**Problem**: Without including any pictures, copy each entry below exactly.
── Supplied entries
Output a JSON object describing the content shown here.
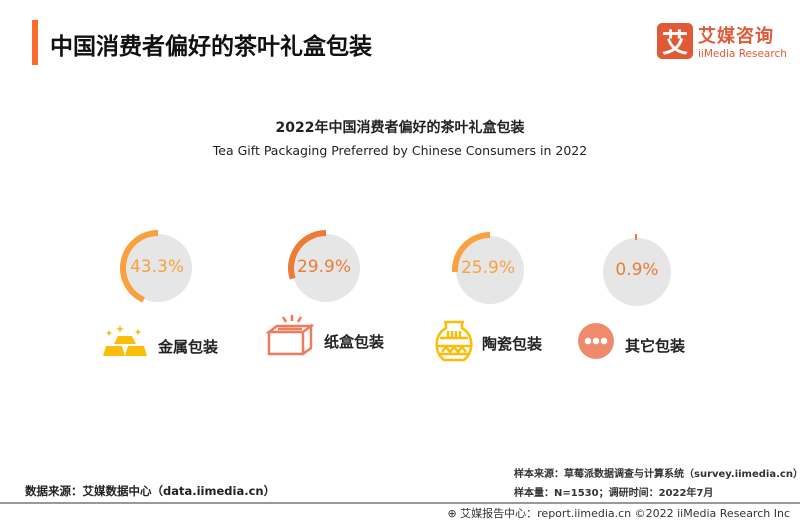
{
  "header": {
    "title": "中国消费者偏好的茶叶礼盒包装"
  },
  "logo": {
    "mark": "艾",
    "cn": "艾媒咨询",
    "en": "iiMedia Research"
  },
  "chart_data": {
    "type": "pie",
    "title": "2022年中国消费者偏好的茶叶礼盒包装",
    "subtitle": "Tea Gift Packaging Preferred by Chinese Consumers in 2022",
    "unit": "%",
    "items": [
      {
        "label": "金属包装",
        "value": 43.3,
        "display": "43.3%",
        "color": "#f9a03f",
        "icon": "gold-bars-icon"
      },
      {
        "label": "纸盒包装",
        "value": 29.9,
        "display": "29.9%",
        "color": "#ea7d33",
        "icon": "box-icon"
      },
      {
        "label": "陶瓷包装",
        "value": 25.9,
        "display": "25.9%",
        "color": "#f9a03f",
        "icon": "ceramic-jar-icon"
      },
      {
        "label": "其它包装",
        "value": 0.9,
        "display": "0.9%",
        "color": "#ea7d33",
        "icon": "more-dots-icon"
      }
    ],
    "track_color": "#e6e6e6"
  },
  "footer": {
    "source": "数据来源：艾媒数据中心（data.iimedia.cn）",
    "sample_source": "样本来源：草莓派数据调查与计算系统（survey.iimedia.cn）",
    "sample": "样本量：N=1530；调研时间：2022年7月",
    "copyright": "艾媒报告中心：report.iimedia.cn  ©2022  iiMedia Research  Inc"
  }
}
────
**Completed exercise**:
Output a JSON object describing the content shown here.
{
  "header": {
    "title": "中国消费者偏好的茶叶礼盒包装"
  },
  "logo": {
    "mark": "艾",
    "cn": "艾媒咨询",
    "en": "iiMedia Research"
  },
  "chart_data": {
    "type": "pie",
    "title": "2022年中国消费者偏好的茶叶礼盒包装",
    "subtitle": "Tea Gift Packaging Preferred by Chinese Consumers in 2022",
    "unit": "%",
    "items": [
      {
        "label": "金属包装",
        "value": 43.3,
        "display": "43.3%",
        "color": "#f9a03f",
        "icon": "gold-bars-icon"
      },
      {
        "label": "纸盒包装",
        "value": 29.9,
        "display": "29.9%",
        "color": "#ea7d33",
        "icon": "box-icon"
      },
      {
        "label": "陶瓷包装",
        "value": 25.9,
        "display": "25.9%",
        "color": "#f9a03f",
        "icon": "ceramic-jar-icon"
      },
      {
        "label": "其它包装",
        "value": 0.9,
        "display": "0.9%",
        "color": "#ea7d33",
        "icon": "more-dots-icon"
      }
    ],
    "track_color": "#e6e6e6"
  },
  "footer": {
    "source": "数据来源：艾媒数据中心（data.iimedia.cn）",
    "sample_source": "样本来源：草莓派数据调查与计算系统（survey.iimedia.cn）",
    "sample": "样本量：N=1530；调研时间：2022年7月",
    "copyright": "艾媒报告中心：report.iimedia.cn  ©2022  iiMedia Research  Inc"
  }
}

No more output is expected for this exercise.